-- Start --

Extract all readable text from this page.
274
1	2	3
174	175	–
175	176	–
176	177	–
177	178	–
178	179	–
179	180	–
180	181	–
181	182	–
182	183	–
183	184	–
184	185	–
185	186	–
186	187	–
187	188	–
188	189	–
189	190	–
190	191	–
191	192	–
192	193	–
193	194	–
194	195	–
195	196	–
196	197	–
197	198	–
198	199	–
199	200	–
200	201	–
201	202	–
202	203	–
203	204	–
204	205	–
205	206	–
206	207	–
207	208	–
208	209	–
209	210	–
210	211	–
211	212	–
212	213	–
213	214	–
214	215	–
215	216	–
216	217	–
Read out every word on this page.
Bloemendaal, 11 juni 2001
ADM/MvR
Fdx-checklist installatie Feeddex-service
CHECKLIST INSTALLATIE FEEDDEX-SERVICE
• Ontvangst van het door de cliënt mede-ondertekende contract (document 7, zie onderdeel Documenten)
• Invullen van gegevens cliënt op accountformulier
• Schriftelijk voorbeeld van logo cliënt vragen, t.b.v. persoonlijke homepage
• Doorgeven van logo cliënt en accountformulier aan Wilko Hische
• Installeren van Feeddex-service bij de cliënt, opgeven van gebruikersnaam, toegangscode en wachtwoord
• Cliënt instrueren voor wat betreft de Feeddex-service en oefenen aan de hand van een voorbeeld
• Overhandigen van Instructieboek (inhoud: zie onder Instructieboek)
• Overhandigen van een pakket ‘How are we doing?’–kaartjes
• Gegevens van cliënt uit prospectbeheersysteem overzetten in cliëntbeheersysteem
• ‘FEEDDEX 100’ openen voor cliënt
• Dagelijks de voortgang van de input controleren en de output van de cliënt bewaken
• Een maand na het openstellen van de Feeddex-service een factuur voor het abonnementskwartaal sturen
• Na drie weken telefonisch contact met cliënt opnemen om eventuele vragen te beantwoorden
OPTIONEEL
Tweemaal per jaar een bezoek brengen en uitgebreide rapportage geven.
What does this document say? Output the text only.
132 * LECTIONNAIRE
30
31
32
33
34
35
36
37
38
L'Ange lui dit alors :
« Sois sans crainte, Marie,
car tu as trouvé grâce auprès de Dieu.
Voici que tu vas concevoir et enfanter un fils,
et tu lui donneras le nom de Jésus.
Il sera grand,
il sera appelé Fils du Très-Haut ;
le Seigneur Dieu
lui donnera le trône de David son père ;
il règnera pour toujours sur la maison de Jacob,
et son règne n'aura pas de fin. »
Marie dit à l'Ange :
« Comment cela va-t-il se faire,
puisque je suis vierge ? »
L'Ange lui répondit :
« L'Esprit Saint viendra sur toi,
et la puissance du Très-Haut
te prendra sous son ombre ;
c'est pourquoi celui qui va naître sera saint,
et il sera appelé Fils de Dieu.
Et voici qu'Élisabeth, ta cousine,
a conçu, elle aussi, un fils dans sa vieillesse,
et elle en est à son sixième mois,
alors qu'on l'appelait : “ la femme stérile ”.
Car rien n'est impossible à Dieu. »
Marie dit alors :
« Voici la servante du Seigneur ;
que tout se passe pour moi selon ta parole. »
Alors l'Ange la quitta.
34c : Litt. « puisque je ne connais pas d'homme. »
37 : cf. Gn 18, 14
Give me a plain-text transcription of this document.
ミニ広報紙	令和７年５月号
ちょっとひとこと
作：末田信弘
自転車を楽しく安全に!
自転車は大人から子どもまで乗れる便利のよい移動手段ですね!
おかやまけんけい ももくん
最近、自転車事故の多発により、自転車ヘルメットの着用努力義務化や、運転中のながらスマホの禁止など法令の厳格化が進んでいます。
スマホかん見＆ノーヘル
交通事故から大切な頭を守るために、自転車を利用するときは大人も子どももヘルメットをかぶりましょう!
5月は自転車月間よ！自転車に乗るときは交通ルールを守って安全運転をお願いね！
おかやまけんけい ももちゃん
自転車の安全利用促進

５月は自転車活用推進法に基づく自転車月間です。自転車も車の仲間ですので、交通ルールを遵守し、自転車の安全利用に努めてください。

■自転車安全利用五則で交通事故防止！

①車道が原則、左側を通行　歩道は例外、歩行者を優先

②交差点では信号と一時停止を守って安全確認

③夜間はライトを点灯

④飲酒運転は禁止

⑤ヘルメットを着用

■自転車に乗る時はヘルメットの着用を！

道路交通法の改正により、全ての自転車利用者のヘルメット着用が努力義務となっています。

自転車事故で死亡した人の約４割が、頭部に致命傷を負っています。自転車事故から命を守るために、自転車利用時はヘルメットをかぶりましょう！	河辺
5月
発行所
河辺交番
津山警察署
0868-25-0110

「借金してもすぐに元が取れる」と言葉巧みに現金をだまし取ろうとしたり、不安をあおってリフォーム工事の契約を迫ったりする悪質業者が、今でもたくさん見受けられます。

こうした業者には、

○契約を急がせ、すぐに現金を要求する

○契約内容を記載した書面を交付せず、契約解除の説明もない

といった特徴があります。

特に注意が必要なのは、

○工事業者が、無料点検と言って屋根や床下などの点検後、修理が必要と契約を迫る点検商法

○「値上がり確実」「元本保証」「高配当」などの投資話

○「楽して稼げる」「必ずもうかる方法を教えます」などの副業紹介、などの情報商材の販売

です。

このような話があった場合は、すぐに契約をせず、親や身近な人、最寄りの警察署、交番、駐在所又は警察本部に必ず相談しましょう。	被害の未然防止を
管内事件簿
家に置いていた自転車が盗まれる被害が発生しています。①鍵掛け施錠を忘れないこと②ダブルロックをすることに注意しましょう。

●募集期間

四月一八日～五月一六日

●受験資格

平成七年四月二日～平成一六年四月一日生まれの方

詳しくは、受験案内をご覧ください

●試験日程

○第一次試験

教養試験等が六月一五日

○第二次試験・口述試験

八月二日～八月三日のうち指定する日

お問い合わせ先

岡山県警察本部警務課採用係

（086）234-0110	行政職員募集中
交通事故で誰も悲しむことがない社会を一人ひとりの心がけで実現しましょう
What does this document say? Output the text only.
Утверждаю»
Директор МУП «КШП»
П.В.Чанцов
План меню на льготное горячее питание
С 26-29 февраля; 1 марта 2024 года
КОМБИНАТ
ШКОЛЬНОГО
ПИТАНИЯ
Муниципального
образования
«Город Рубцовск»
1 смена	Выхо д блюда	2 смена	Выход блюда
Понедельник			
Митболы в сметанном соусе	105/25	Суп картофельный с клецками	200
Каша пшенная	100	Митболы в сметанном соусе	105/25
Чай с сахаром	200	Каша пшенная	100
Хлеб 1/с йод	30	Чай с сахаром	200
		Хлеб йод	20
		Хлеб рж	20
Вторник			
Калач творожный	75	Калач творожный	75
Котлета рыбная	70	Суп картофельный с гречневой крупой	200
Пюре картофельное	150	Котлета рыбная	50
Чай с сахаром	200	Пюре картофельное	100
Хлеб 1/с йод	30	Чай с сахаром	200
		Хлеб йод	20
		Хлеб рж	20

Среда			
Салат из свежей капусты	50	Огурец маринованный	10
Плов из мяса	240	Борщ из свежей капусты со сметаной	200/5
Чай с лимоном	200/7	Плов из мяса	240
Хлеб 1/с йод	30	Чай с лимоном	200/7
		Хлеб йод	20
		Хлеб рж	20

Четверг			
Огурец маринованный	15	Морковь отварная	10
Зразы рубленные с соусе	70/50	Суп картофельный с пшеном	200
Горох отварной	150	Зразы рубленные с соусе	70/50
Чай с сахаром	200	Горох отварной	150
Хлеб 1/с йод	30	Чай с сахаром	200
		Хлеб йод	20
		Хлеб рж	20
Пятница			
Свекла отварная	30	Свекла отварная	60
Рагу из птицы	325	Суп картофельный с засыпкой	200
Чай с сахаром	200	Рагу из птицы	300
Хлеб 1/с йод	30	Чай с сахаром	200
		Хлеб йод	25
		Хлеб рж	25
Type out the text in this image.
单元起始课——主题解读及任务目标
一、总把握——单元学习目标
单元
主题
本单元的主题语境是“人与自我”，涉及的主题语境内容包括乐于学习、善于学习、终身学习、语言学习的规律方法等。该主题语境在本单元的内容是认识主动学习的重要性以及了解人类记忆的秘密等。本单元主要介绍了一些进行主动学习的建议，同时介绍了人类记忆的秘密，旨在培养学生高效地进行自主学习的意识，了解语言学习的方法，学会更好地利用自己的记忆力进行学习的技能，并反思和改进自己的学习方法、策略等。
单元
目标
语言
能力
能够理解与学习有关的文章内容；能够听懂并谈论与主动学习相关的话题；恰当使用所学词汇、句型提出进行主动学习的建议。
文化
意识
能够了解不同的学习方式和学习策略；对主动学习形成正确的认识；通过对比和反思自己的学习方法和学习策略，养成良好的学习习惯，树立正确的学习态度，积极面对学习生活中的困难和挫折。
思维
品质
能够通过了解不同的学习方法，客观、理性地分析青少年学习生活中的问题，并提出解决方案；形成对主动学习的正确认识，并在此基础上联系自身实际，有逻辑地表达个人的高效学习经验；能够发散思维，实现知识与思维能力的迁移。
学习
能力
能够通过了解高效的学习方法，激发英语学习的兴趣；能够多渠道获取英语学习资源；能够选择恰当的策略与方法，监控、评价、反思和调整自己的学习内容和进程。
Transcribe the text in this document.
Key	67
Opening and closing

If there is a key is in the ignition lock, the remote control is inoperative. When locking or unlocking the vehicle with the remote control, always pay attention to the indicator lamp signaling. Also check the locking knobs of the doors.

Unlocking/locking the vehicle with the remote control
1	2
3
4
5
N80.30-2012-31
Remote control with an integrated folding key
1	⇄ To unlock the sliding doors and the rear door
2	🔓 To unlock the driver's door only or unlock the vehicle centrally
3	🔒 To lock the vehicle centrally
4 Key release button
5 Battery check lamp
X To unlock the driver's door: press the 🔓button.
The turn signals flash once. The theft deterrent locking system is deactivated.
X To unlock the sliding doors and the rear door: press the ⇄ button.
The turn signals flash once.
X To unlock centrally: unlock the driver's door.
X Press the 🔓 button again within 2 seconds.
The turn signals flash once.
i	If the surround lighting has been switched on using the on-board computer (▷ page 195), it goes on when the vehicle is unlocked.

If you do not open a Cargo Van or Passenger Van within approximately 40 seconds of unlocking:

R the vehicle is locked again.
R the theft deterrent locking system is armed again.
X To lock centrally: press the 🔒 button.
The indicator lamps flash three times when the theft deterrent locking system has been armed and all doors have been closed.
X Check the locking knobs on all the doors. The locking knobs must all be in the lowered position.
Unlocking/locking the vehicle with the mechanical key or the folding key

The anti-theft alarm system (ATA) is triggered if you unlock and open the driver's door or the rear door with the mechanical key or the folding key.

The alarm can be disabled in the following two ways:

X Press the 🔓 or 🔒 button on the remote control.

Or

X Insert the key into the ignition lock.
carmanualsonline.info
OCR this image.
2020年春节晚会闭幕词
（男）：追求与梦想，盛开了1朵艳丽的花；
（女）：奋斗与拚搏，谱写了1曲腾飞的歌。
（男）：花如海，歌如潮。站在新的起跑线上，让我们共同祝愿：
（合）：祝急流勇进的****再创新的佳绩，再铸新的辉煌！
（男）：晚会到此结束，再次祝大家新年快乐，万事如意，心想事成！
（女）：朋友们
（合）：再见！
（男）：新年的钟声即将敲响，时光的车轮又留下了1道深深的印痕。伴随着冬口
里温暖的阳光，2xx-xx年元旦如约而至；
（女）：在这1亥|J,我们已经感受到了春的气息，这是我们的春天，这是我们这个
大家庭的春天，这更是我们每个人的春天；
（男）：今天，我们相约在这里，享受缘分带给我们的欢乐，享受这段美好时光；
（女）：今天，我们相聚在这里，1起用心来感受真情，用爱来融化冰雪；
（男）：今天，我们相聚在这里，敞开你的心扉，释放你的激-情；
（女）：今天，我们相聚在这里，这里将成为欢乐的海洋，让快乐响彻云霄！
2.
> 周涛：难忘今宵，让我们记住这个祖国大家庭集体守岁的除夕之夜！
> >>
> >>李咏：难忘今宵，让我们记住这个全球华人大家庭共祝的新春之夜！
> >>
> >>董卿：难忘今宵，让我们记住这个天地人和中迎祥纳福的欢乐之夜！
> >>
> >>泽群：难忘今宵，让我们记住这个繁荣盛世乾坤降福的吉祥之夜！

-- End --

**YOUR INSTRUCTIONS**. Whichever lines contain the string "сметанном", select and copy them.

**OUTPUT**.
Митболы в сметанном соусе	105/25	Суп картофельный с клецками	200
Каша пшенная	100	Митболы в сметанном соусе	105/25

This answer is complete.